■ **Work to complete**: Find every line in the records that holds the string "through". Copy each one.

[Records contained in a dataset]

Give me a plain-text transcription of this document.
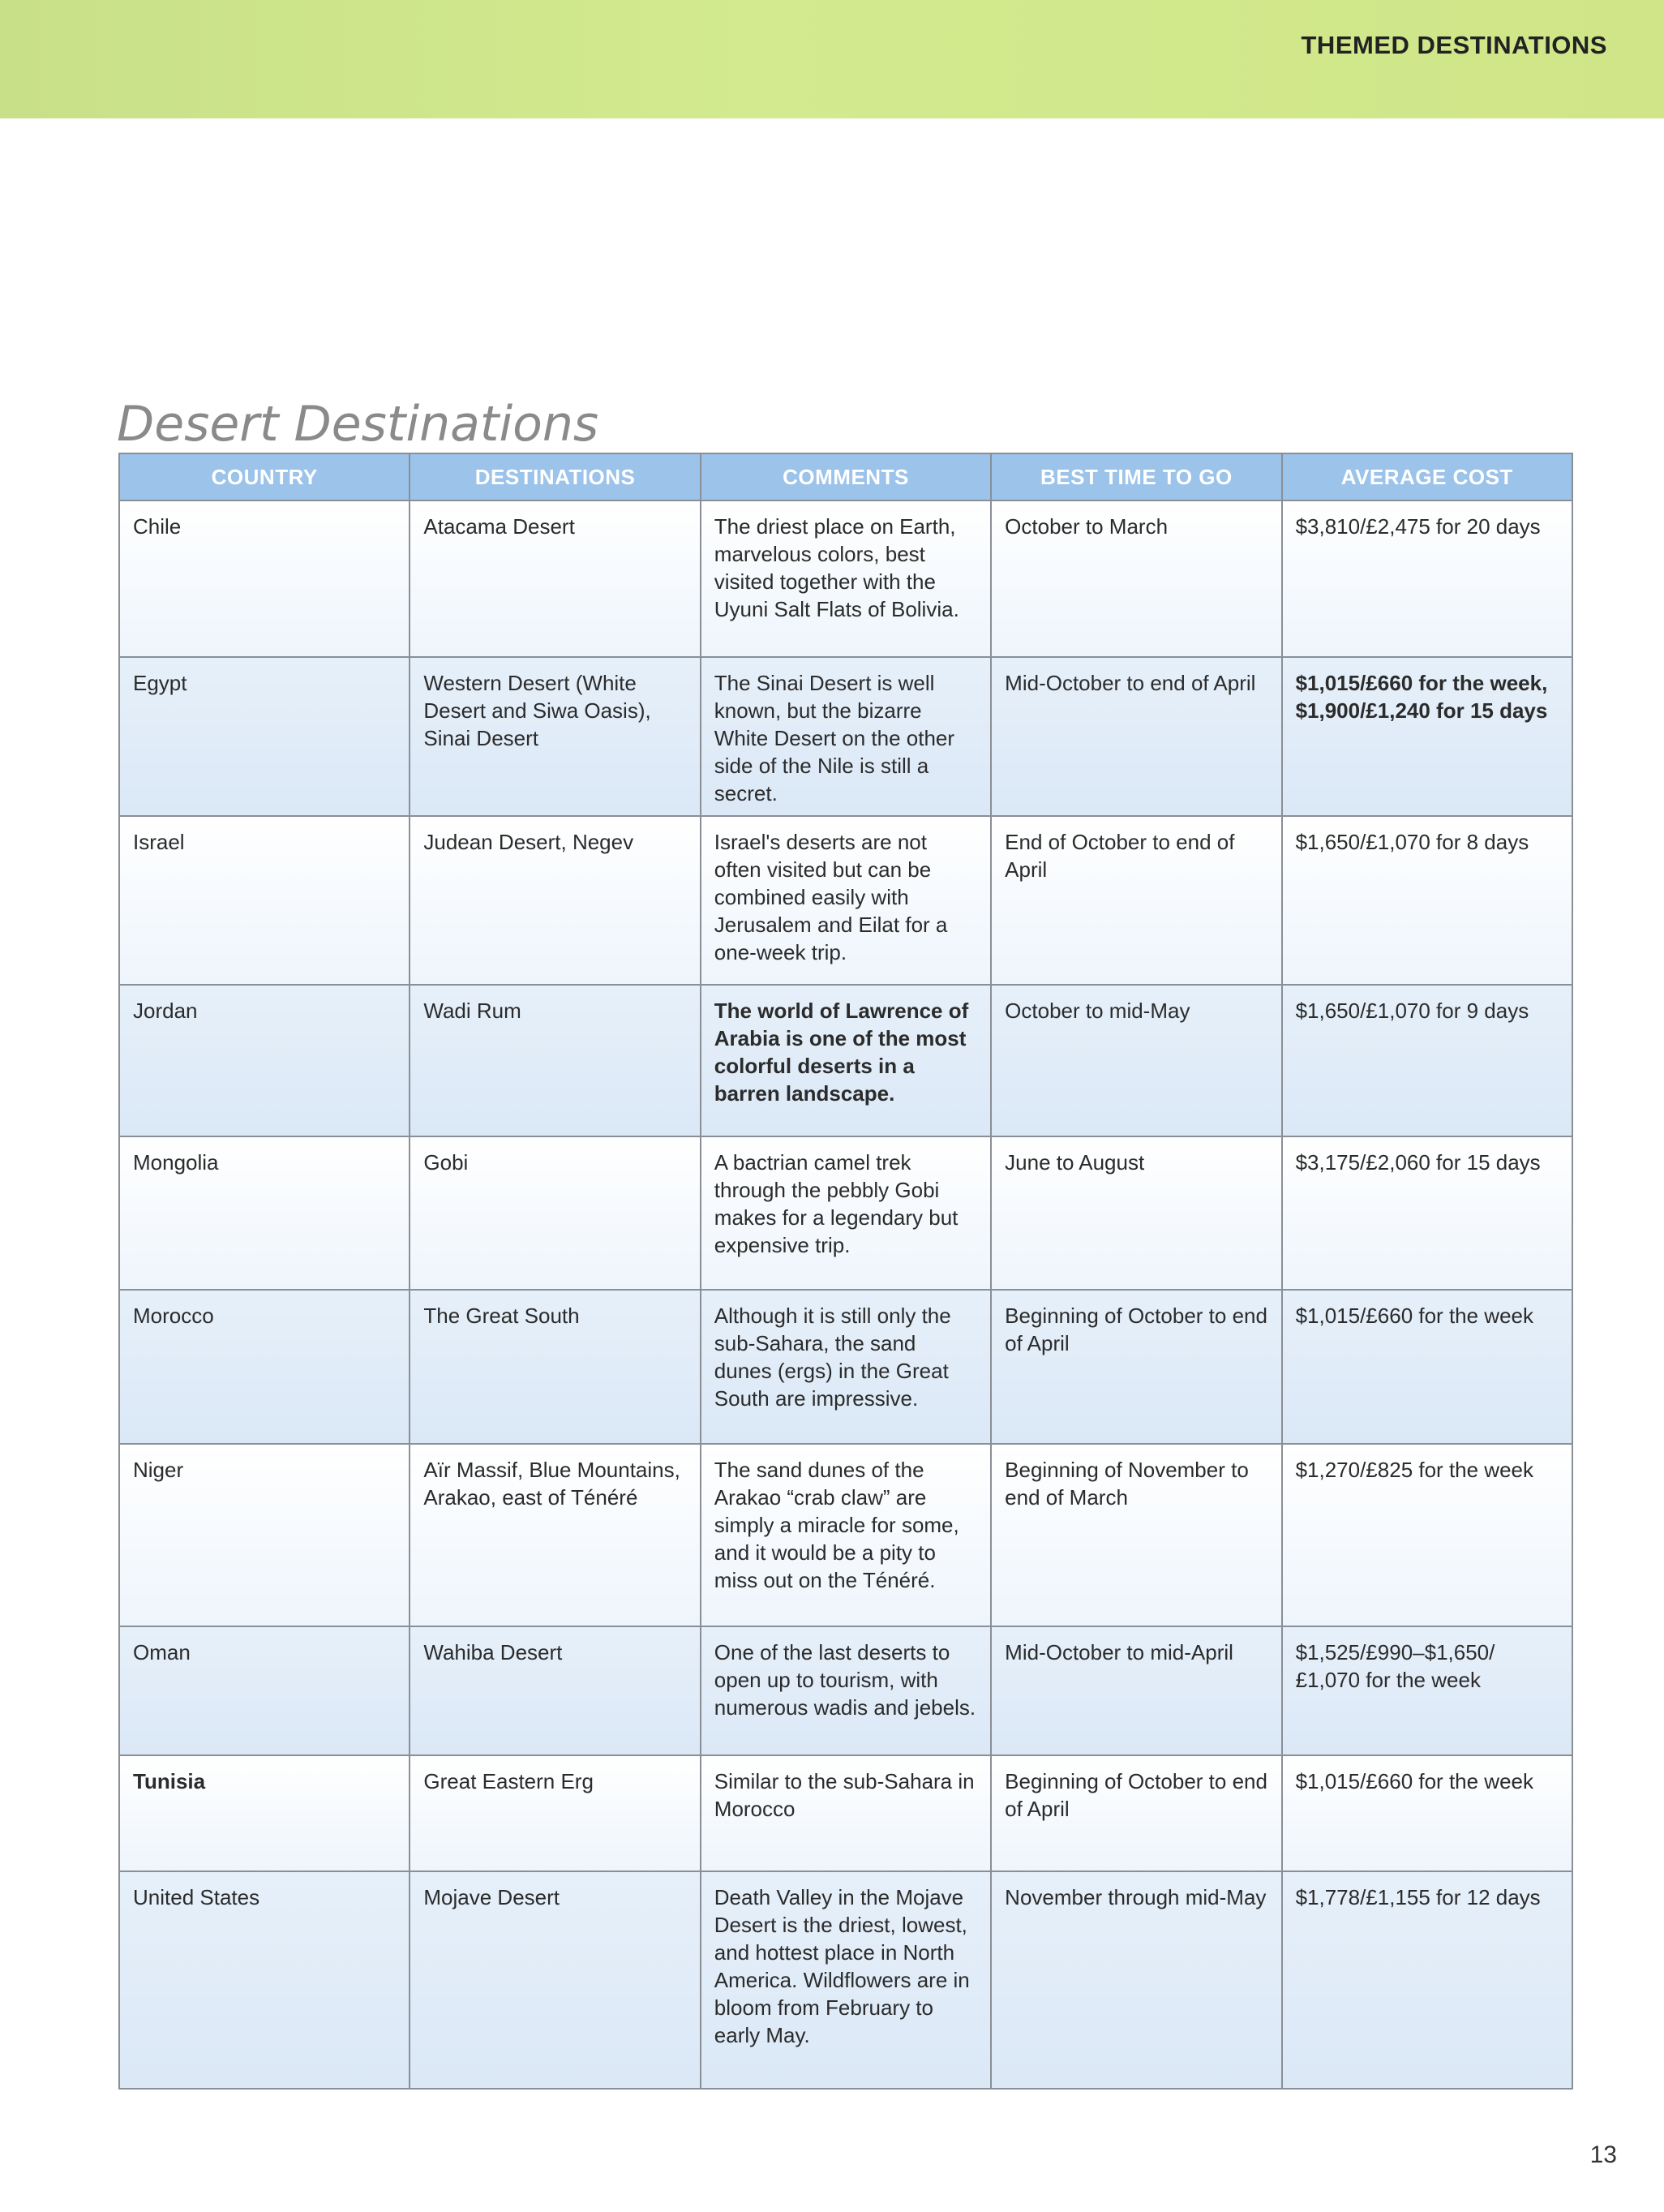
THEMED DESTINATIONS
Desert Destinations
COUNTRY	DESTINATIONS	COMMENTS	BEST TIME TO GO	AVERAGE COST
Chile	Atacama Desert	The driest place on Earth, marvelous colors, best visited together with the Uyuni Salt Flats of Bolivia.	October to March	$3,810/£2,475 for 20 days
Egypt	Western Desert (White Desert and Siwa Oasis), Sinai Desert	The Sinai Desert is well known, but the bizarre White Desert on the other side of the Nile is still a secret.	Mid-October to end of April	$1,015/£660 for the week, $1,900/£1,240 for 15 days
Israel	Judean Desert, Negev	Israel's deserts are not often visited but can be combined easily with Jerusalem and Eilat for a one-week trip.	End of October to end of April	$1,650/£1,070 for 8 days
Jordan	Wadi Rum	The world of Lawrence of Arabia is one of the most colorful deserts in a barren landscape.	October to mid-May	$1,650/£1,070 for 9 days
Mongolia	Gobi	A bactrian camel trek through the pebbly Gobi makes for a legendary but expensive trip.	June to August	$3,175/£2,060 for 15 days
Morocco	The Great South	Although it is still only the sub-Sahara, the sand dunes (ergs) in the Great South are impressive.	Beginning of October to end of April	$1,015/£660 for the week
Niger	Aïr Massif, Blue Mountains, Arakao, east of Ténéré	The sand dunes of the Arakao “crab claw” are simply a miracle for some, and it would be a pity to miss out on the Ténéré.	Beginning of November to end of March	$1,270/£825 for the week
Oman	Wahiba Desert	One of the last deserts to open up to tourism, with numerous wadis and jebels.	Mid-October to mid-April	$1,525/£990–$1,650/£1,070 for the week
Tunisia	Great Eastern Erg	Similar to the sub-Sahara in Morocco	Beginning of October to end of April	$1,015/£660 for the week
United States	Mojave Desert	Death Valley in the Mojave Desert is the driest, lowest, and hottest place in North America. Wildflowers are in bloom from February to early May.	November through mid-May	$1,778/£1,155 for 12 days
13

■ **Written solution**:
Mongolia	Gobi	A bactrian camel trek through the pebbly Gobi makes for a legendary but expensive trip.	June to August	$3,175/£2,060 for 15 days
United States	Mojave Desert	Death Valley in the Mojave Desert is the driest, lowest, and hottest place in North America. Wildflowers are in bloom from February to early May.	November through mid-May	$1,778/£1,155 for 12 days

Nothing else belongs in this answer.